**Stated task**. Please print the full listing exactly.

____

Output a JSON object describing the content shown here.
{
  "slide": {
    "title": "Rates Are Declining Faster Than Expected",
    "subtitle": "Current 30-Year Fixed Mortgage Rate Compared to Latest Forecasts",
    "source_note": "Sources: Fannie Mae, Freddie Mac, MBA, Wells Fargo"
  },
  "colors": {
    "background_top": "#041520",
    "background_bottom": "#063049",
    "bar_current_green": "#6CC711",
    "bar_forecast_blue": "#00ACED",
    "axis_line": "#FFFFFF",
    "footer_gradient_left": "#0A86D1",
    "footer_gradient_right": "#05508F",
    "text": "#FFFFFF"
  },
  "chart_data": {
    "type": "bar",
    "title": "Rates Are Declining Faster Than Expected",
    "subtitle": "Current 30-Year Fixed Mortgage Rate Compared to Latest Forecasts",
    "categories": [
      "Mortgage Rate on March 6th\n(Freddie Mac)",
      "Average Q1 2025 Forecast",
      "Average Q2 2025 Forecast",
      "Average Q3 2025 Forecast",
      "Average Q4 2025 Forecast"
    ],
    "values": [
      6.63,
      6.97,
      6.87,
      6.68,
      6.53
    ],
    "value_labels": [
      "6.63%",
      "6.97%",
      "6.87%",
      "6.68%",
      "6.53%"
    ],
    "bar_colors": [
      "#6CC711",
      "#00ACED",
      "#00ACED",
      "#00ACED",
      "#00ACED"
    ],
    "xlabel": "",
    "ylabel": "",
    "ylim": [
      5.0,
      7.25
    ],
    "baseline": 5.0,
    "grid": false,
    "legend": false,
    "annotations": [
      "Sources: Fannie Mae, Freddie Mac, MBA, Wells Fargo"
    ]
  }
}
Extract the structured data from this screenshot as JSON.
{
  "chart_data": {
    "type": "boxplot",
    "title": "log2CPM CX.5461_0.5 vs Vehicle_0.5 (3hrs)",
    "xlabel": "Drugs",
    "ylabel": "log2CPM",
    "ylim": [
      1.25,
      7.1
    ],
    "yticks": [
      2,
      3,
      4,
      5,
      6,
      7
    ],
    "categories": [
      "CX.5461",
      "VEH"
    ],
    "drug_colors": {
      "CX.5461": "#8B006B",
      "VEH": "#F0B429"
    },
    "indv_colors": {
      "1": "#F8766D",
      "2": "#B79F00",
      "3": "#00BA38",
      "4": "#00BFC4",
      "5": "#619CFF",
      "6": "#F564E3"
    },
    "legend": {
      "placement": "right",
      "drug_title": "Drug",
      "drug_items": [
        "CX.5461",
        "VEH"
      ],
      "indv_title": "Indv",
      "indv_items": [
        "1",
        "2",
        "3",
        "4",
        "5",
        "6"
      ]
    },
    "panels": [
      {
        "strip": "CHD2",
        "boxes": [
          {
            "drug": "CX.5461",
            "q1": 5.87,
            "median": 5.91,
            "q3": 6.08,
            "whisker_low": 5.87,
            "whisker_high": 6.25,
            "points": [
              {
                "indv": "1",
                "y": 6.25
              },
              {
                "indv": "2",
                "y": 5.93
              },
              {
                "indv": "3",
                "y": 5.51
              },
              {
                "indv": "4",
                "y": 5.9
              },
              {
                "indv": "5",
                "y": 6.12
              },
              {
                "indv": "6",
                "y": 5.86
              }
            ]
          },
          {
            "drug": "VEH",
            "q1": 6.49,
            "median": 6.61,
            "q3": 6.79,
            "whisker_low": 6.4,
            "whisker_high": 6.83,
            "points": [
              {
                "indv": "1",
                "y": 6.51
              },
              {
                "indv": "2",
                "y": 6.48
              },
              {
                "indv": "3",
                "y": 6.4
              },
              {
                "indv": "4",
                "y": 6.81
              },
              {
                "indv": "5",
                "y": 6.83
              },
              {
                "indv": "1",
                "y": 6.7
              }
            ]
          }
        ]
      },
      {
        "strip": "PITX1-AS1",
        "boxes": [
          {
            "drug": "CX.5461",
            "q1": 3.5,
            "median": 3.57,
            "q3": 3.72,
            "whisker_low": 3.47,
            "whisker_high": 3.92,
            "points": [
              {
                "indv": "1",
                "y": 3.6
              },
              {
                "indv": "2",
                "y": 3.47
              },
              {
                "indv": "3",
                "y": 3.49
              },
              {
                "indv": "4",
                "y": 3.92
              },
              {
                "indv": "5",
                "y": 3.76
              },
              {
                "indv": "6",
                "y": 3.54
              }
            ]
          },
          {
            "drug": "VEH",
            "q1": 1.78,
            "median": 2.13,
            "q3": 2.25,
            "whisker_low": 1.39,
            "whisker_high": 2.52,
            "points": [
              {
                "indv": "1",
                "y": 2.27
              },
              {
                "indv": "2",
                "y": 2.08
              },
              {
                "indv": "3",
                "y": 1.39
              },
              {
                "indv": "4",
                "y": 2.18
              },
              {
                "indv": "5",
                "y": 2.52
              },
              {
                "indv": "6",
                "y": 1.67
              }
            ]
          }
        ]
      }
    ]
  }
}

____

**Task output**.
Output a JSON object describing the content shown here.
{
  "slide": {
    "title": "Rates Are Declining Faster Than Expected",
    "subtitle": "Current 30-Year Fixed Mortgage Rate Compared to Latest Forecasts",
    "source_note": "Sources: Fannie Mae, Freddie Mac, MBA, Wells Fargo"
  },
  "colors": {
    "background_top": "#041520",
    "background_bottom": "#063049",
    "bar_current_green": "#6CC711",
    "bar_forecast_blue": "#00ACED",
    "axis_line": "#FFFFFF",
    "footer_gradient_left": "#0A86D1",
    "footer_gradient_right": "#05508F",
    "text": "#FFFFFF"
  },
  "chart_data": {
    "type": "bar",
    "title": "Rates Are Declining Faster Than Expected",
    "subtitle": "Current 30-Year Fixed Mortgage Rate Compared to Latest Forecasts",
    "categories": [
      "Mortgage Rate on March 6th\n(Freddie Mac)",
      "Average Q1 2025 Forecast",
      "Average Q2 2025 Forecast",
      "Average Q3 2025 Forecast",
      "Average Q4 2025 Forecast"
    ],
    "values": [
      6.63,
      6.97,
      6.87,
      6.68,
      6.53
    ],
    "value_labels": [
      "6.63%",
      "6.97%",
      "6.87%",
      "6.68%",
      "6.53%"
    ],
    "bar_colors": [
      "#6CC711",
      "#00ACED",
      "#00ACED",
      "#00ACED",
      "#00ACED"
    ],
    "xlabel": "",
    "ylabel": "",
    "ylim": [
      5.0,
      7.25
    ],
    "baseline": 5.0,
    "grid": false,
    "legend": false,
    "annotations": [
      "Sources: Fannie Mae, Freddie Mac, MBA, Wells Fargo"
    ]
  }
}
Extract the structured data from this screenshot as JSON.
{
  "chart_data": {
    "type": "boxplot",
    "title": "log2CPM CX.5461_0.5 vs Vehicle_0.5 (3hrs)",
    "xlabel": "Drugs",
    "ylabel": "log2CPM",
    "ylim": [
      1.25,
      7.1
    ],
    "yticks": [
      2,
      3,
      4,
      5,
      6,
      7
    ],
    "categories": [
      "CX.5461",
      "VEH"
    ],
    "drug_colors": {
      "CX.5461": "#8B006B",
      "VEH": "#F0B429"
    },
    "indv_colors": {
      "1": "#F8766D",
      "2": "#B79F00",
      "3": "#00BA38",
      "4": "#00BFC4",
      "5": "#619CFF",
      "6": "#F564E3"
    },
    "legend": {
      "placement": "right",
      "drug_title": "Drug",
      "drug_items": [
        "CX.5461",
        "VEH"
      ],
      "indv_title": "Indv",
      "indv_items": [
        "1",
        "2",
        "3",
        "4",
        "5",
        "6"
      ]
    },
    "panels": [
      {
        "strip": "CHD2",
        "boxes": [
          {
            "drug": "CX.5461",
            "q1": 5.87,
            "median": 5.91,
            "q3": 6.08,
            "whisker_low": 5.87,
            "whisker_high": 6.25,
            "points": [
              {
                "indv": "1",
                "y": 6.25
              },
              {
                "indv": "2",
                "y": 5.93
              },
              {
                "indv": "3",
                "y": 5.51
              },
              {
                "indv": "4",
                "y": 5.9
              },
              {
                "indv": "5",
                "y": 6.12
              },
              {
                "indv": "6",
                "y": 5.86
              }
            ]
          },
          {
            "drug": "VEH",
            "q1": 6.49,
            "median": 6.61,
            "q3": 6.79,
            "whisker_low": 6.4,
            "whisker_high": 6.83,
            "points": [
              {
                "indv": "1",
                "y": 6.51
              },
              {
                "indv": "2",
                "y": 6.48
              },
              {
                "indv": "3",
                "y": 6.4
              },
              {
                "indv": "4",
                "y": 6.81
              },
              {
                "indv": "5",
                "y": 6.83
              },
              {
                "indv": "1",
                "y": 6.7
              }
            ]
          }
        ]
      },
      {
        "strip": "PITX1-AS1",
        "boxes": [
          {
            "drug": "CX.5461",
            "q1": 3.5,
            "median": 3.57,
            "q3": 3.72,
            "whisker_low": 3.47,
            "whisker_high": 3.92,
            "points": [
              {
                "indv": "1",
                "y": 3.6
              },
              {
                "indv": "2",
                "y": 3.47
              },
              {
                "indv": "3",
                "y": 3.49
              },
              {
                "indv": "4",
                "y": 3.92
              },
              {
                "indv": "5",
                "y": 3.76
              },
              {
                "indv": "6",
                "y": 3.54
              }
            ]
          },
          {
            "drug": "VEH",
            "q1": 1.78,
            "median": 2.13,
            "q3": 2.25,
            "whisker_low": 1.39,
            "whisker_high": 2.52,
            "points": [
              {
                "indv": "1",
                "y": 2.27
              },
              {
                "indv": "2",
                "y": 2.08
              },
              {
                "indv": "3",
                "y": 1.39
              },
              {
                "indv": "4",
                "y": 2.18
              },
              {
                "indv": "5",
                "y": 2.52
              },
              {
                "indv": "6",
                "y": 1.67
              }
            ]
          }
        ]
      }
    ]
  }
}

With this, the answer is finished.